**RECORDS FOR PROCESSING**
════════

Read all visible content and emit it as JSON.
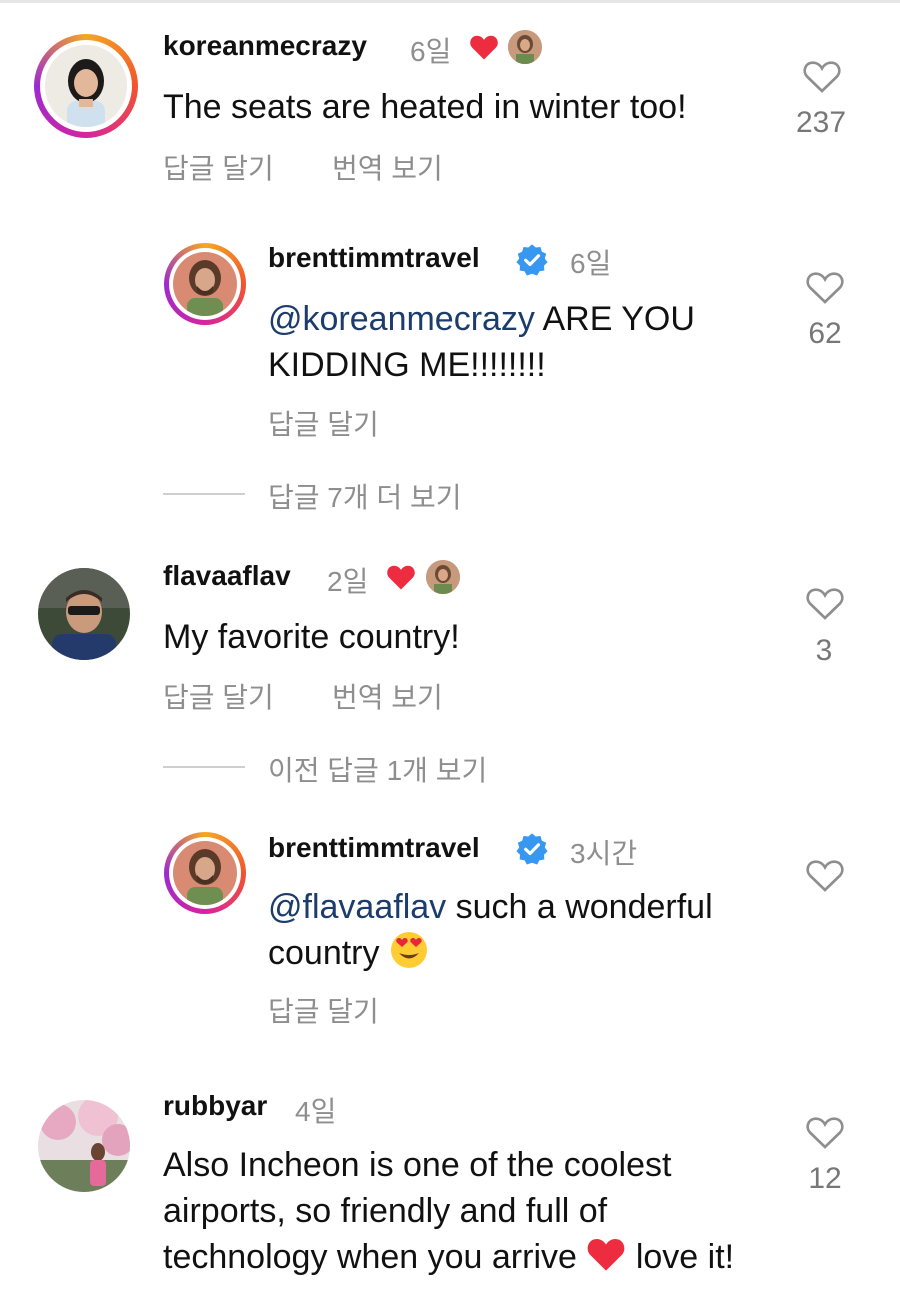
{
  "comments": [
    {
      "username": "koreanmecrazy",
      "time": "6일",
      "text": "The seats are heated in winter too!",
      "like_count": "237",
      "reply_label": "답글 달기",
      "translate_label": "번역 보기"
    },
    {
      "username": "brenttimmtravel",
      "time": "6일",
      "mention": "@koreanmecrazy",
      "text": " ARE YOU KIDDING ME!!!!!!!!",
      "like_count": "62",
      "reply_label": "답글 달기"
    },
    {
      "username": "flavaaflav",
      "time": "2일",
      "text": "My favorite country!",
      "like_count": "3",
      "reply_label": "답글 달기",
      "translate_label": "번역 보기"
    },
    {
      "username": "brenttimmtravel",
      "time": "3시간",
      "mention": "@flavaaflav",
      "text": " such a wonderful country",
      "like_count": "",
      "reply_label": "답글 달기"
    },
    {
      "username": "rubbyar",
      "time": "4일",
      "text_a": "Also Incheon is one of the coolest airports, so friendly and full of technology when you arrive",
      "text_b": " love it!",
      "like_count": "12"
    }
  ],
  "more_replies_1": "답글 7개 더 보기",
  "previous_replies_2": "이전 답글 1개 보기",
  "colors": {
    "heart": "#ed2d3f",
    "verified": "#3897f0",
    "mention": "#1c3c6e",
    "muted": "#8e8e8e"
  },
  "icons": [
    "heart-outline-icon",
    "heart-filled-icon",
    "verified-badge-icon",
    "heart-eyes-emoji"
  ]
}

════════

**TASK REQUIREMENTS**
Return the whole listing, word for word, and leave out every picture.

**CORRECT ANSWER**
Read all visible content and emit it as JSON.
{
  "comments": [
    {
      "username": "koreanmecrazy",
      "time": "6일",
      "text": "The seats are heated in winter too!",
      "like_count": "237",
      "reply_label": "답글 달기",
      "translate_label": "번역 보기"
    },
    {
      "username": "brenttimmtravel",
      "time": "6일",
      "mention": "@koreanmecrazy",
      "text": " ARE YOU KIDDING ME!!!!!!!!",
      "like_count": "62",
      "reply_label": "답글 달기"
    },
    {
      "username": "flavaaflav",
      "time": "2일",
      "text": "My favorite country!",
      "like_count": "3",
      "reply_label": "답글 달기",
      "translate_label": "번역 보기"
    },
    {
      "username": "brenttimmtravel",
      "time": "3시간",
      "mention": "@flavaaflav",
      "text": " such a wonderful country",
      "like_count": "",
      "reply_label": "답글 달기"
    },
    {
      "username": "rubbyar",
      "time": "4일",
      "text_a": "Also Incheon is one of the coolest airports, so friendly and full of technology when you arrive",
      "text_b": " love it!",
      "like_count": "12"
    }
  ],
  "more_replies_1": "답글 7개 더 보기",
  "previous_replies_2": "이전 답글 1개 보기",
  "colors": {
    "heart": "#ed2d3f",
    "verified": "#3897f0",
    "mention": "#1c3c6e",
    "muted": "#8e8e8e"
  },
  "icons": [
    "heart-outline-icon",
    "heart-filled-icon",
    "verified-badge-icon",
    "heart-eyes-emoji"
  ]
}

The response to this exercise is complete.